Job: In the entries, find all lines that hold the word "hint" and copy them.
## Begin
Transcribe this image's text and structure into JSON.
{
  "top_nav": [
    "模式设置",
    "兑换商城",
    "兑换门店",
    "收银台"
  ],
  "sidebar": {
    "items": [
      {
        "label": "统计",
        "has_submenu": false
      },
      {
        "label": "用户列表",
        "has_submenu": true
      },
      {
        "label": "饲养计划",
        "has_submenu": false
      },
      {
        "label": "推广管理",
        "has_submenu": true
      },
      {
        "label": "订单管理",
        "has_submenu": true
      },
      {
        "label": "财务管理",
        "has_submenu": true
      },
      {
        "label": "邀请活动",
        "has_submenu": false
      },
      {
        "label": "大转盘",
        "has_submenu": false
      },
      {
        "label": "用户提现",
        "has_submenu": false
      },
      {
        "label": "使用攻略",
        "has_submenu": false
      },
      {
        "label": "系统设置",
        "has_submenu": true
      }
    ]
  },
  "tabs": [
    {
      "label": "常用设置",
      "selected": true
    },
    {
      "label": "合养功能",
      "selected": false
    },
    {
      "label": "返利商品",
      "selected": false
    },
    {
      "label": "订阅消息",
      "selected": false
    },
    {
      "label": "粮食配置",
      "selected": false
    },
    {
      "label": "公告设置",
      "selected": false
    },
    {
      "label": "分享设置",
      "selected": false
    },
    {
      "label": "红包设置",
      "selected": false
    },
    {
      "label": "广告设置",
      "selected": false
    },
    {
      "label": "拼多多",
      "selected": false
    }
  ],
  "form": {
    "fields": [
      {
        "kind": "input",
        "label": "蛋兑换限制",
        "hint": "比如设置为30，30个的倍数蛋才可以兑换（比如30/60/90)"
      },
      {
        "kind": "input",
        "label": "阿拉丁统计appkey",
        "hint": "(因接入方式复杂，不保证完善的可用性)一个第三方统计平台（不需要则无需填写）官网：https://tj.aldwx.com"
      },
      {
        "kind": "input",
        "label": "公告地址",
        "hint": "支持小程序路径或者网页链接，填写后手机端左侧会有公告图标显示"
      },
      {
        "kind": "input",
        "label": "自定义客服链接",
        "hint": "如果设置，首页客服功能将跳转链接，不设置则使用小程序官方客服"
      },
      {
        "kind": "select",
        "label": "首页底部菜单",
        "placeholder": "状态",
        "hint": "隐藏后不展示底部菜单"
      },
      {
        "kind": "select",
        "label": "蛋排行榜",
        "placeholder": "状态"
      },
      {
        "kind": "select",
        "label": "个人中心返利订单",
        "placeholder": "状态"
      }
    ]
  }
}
## End
Full answer:
        "hint": "比如设置为30，30个的倍数蛋才可以兑换（比如30/60/90)"
        "hint": "(因接入方式复杂，不保证完善的可用性)一个第三方统计平台（不需要则无需填写）官网：https://tj.aldwx.com"
        "hint": "支持小程序路径或者网页链接，填写后手机端左侧会有公告图标显示"
        "hint": "如果设置，首页客服功能将跳转链接，不设置则使用小程序官方客服"
        "hint": "隐藏后不展示底部菜单"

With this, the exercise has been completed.